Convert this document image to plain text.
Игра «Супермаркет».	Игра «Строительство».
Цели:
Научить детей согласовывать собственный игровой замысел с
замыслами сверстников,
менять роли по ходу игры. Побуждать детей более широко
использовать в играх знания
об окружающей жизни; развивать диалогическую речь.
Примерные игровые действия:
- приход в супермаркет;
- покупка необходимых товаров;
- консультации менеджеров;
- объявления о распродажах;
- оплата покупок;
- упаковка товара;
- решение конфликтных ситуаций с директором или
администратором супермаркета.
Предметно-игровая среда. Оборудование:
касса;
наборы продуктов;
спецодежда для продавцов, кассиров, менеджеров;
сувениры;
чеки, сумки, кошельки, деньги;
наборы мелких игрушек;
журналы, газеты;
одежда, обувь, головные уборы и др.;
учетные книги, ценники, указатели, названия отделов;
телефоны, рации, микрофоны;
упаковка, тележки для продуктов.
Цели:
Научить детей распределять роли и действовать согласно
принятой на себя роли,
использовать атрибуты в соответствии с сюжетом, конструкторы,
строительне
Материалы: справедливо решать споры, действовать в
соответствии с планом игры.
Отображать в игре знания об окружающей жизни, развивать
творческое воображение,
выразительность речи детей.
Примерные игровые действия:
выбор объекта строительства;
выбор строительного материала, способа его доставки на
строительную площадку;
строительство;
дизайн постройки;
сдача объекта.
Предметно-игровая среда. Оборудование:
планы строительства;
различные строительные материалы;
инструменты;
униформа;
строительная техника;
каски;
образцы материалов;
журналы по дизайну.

|---|

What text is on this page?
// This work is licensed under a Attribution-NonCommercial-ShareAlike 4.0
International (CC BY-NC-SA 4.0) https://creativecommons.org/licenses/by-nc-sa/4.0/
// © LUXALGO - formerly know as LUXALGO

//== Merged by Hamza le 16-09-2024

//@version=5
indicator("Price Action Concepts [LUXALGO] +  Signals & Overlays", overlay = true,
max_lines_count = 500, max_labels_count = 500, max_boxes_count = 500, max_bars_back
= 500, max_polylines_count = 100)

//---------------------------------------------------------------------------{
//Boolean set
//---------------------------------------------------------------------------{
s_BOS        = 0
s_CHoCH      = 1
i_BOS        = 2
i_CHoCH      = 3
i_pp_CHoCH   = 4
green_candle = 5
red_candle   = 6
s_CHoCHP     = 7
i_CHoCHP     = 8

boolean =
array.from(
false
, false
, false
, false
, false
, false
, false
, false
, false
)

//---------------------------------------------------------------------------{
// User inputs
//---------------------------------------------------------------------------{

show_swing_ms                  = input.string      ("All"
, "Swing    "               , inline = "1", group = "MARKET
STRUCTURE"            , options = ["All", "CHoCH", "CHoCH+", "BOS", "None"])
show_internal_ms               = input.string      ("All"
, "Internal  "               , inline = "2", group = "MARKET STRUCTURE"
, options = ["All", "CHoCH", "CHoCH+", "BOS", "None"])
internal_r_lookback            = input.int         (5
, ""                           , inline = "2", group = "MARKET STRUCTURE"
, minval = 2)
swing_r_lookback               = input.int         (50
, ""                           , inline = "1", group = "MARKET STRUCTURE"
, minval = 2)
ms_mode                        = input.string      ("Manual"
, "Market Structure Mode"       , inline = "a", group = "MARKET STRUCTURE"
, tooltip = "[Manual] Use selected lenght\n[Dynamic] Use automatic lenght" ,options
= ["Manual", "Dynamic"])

|---|

◆ WHAT IS NEEDED
Every line above that contains the word "упаковка" should be reported.

◆ OUTPUT OF THE EXERCISE
- упаковка товара;
упаковка, тележки для продуктов.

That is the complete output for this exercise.